● **Goal**:
Please copy every line of the records below that holds the word "Pair".
--- START Material for this exercise ---
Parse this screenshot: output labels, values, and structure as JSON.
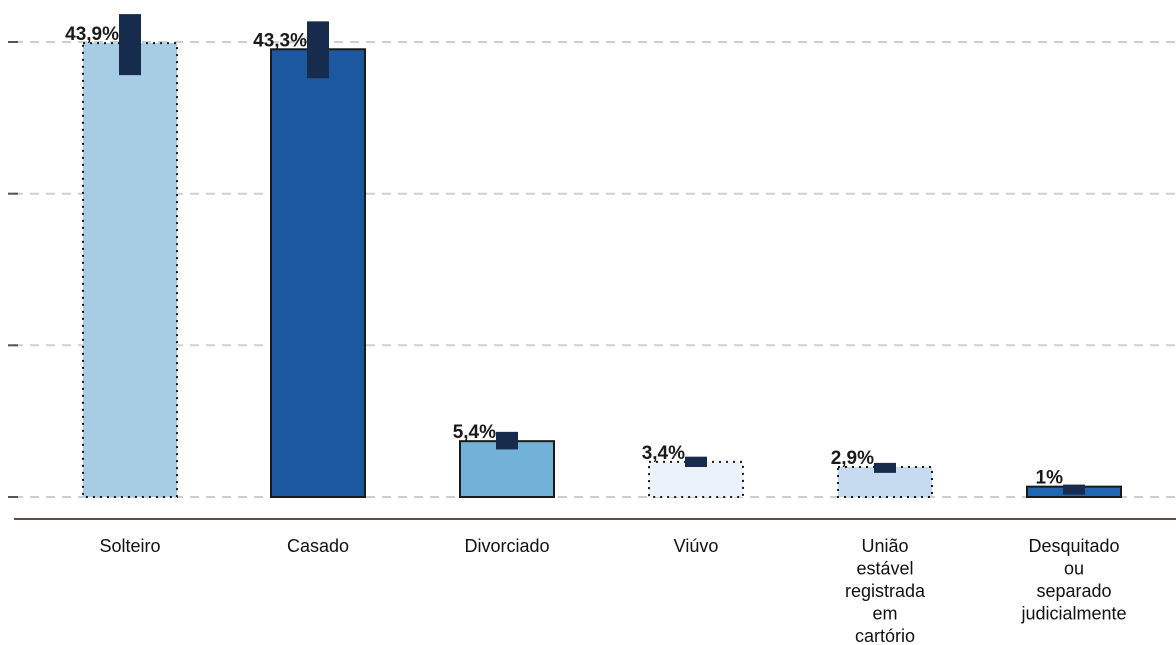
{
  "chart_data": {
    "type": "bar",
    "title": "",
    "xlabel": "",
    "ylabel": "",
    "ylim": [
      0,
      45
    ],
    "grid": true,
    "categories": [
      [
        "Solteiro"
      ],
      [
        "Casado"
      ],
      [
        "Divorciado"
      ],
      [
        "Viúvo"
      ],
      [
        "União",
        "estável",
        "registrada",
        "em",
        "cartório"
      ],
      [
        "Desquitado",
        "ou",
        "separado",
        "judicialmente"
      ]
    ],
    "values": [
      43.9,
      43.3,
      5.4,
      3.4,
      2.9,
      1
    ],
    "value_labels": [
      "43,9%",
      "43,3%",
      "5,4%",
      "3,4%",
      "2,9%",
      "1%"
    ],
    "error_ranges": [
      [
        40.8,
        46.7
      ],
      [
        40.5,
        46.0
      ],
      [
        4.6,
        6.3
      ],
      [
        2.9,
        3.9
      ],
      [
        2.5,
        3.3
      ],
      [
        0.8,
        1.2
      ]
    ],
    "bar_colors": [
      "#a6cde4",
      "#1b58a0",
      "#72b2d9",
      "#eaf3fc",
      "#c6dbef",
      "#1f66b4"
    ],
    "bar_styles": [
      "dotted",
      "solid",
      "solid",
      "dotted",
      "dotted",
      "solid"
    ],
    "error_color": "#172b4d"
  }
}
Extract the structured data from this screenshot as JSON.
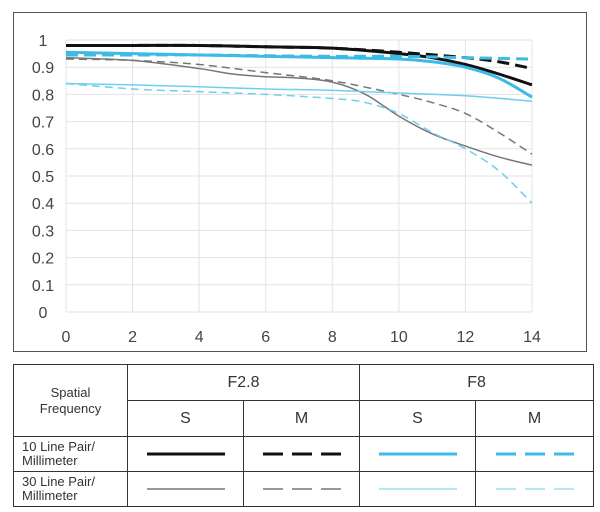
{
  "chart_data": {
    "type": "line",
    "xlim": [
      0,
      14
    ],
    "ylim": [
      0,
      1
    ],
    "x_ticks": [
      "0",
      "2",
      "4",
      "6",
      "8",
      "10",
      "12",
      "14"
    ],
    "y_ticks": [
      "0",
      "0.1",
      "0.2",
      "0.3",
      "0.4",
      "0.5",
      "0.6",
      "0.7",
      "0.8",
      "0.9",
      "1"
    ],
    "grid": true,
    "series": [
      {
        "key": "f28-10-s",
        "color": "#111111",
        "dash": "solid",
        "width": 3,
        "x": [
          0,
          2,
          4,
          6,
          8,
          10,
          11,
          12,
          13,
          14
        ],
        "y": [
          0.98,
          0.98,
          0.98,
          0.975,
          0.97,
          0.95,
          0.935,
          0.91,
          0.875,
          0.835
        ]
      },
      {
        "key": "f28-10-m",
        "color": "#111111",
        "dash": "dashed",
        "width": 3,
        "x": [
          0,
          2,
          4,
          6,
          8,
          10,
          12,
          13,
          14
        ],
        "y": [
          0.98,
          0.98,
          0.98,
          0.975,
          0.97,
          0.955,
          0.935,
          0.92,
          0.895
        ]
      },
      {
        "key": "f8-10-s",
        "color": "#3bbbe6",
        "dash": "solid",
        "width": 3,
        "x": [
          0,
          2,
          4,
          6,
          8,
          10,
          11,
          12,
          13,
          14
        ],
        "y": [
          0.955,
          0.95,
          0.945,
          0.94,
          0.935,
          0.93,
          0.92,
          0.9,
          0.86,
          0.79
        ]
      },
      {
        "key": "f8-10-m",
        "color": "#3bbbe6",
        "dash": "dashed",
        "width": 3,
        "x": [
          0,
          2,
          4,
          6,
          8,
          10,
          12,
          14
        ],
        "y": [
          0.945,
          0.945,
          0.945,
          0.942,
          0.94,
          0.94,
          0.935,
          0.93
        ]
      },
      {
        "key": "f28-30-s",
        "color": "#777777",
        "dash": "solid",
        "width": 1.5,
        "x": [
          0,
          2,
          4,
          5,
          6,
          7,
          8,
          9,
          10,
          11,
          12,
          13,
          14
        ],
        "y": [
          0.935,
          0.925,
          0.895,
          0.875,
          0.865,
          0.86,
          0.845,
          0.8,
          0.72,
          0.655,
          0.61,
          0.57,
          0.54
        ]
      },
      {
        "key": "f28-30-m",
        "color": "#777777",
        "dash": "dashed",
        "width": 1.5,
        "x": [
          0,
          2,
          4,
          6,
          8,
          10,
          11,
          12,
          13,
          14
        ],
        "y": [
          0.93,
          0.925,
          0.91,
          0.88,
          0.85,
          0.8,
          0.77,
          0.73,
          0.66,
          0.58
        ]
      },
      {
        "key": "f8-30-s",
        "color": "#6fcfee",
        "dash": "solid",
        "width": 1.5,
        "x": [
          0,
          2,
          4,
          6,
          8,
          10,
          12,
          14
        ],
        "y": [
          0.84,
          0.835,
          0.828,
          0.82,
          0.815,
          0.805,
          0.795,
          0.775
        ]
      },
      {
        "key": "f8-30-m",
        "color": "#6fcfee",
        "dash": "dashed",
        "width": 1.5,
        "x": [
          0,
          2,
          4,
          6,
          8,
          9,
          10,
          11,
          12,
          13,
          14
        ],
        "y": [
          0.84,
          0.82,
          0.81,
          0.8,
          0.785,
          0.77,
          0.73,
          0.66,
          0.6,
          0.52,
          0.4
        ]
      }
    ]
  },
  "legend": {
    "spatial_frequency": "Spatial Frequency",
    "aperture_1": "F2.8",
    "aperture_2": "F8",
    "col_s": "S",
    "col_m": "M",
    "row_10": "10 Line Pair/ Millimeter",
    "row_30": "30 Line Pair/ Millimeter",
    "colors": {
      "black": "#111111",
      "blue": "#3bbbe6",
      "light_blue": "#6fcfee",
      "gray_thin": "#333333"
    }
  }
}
--- END Material for this exercise ---
--- START Material for this exercise ---
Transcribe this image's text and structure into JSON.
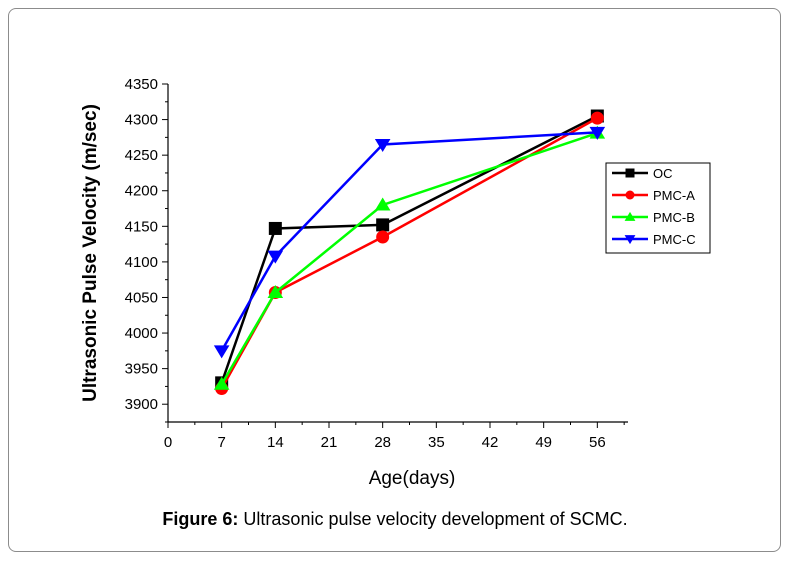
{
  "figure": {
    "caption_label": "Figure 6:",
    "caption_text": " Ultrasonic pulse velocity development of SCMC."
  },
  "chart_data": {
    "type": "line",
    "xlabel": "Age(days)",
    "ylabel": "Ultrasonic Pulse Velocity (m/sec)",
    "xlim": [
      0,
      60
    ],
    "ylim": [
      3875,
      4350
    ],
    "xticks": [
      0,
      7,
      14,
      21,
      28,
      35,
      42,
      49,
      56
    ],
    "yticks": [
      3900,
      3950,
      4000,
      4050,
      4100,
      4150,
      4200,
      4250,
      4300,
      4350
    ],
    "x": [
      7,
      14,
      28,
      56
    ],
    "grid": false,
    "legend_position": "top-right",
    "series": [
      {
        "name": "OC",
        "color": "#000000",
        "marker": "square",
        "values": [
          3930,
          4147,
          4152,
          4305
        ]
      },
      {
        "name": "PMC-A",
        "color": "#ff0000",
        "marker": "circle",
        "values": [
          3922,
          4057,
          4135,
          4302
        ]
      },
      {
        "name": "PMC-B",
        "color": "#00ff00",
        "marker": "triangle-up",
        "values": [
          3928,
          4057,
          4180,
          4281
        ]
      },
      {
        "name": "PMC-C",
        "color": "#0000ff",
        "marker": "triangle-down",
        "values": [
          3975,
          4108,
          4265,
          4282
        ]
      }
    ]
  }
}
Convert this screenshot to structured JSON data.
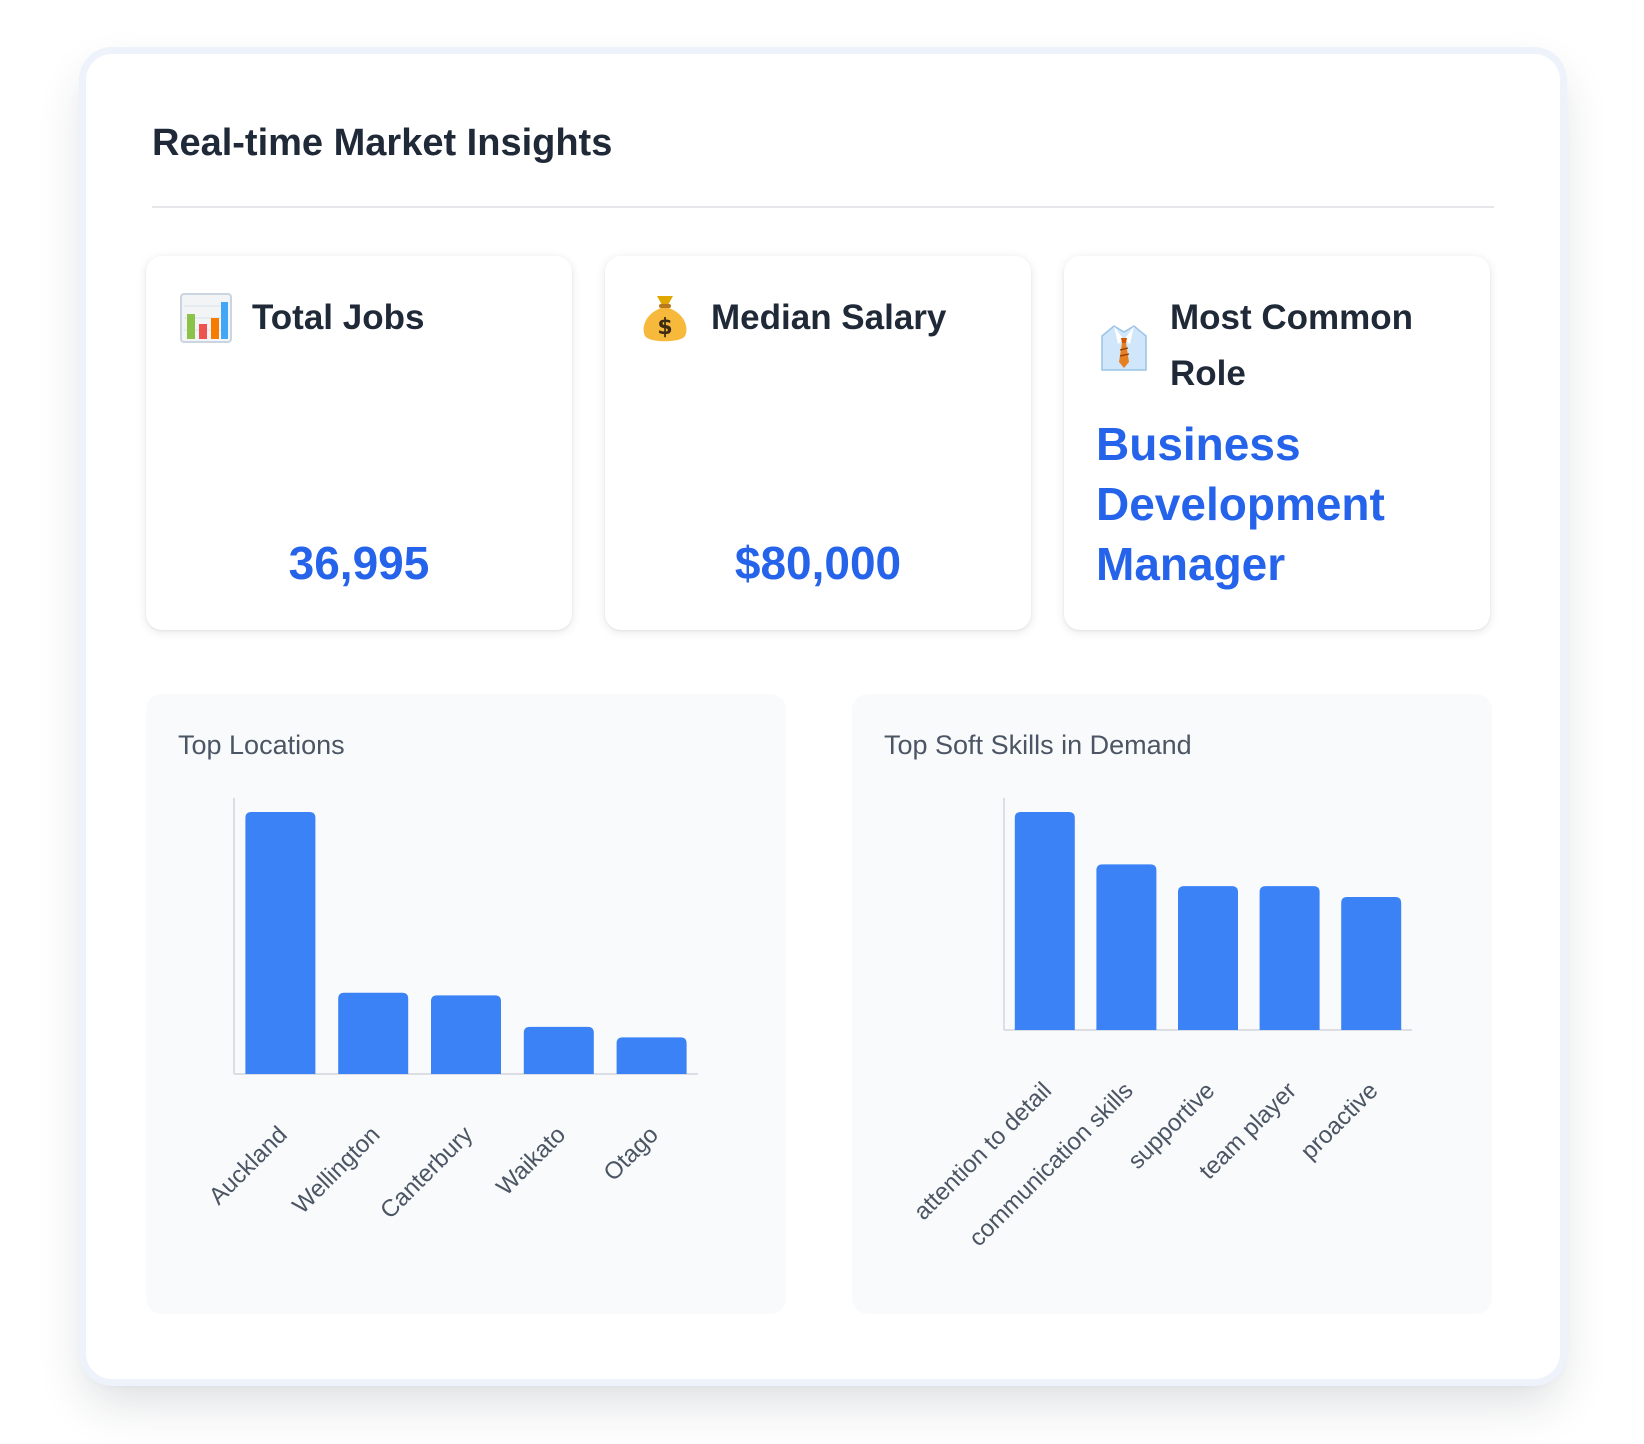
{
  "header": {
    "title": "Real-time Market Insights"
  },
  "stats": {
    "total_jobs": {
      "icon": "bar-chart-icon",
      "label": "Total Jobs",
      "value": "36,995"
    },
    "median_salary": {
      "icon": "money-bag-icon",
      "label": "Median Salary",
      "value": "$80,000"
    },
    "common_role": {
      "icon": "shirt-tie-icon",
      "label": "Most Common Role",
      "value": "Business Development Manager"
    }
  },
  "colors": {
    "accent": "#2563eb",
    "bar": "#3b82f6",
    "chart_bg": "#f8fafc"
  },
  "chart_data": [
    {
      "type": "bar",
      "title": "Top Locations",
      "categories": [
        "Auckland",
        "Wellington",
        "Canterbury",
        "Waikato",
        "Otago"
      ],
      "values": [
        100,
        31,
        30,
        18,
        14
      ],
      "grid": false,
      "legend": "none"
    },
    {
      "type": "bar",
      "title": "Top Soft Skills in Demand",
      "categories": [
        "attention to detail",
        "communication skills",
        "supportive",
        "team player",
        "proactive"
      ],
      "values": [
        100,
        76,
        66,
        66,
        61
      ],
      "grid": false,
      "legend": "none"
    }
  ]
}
--- END Material for this exercise ---
● **Response to this task**:
    "row_10": "10 Line Pair/ Millimeter",
    "row_30": "30 Line Pair/ Millimeter",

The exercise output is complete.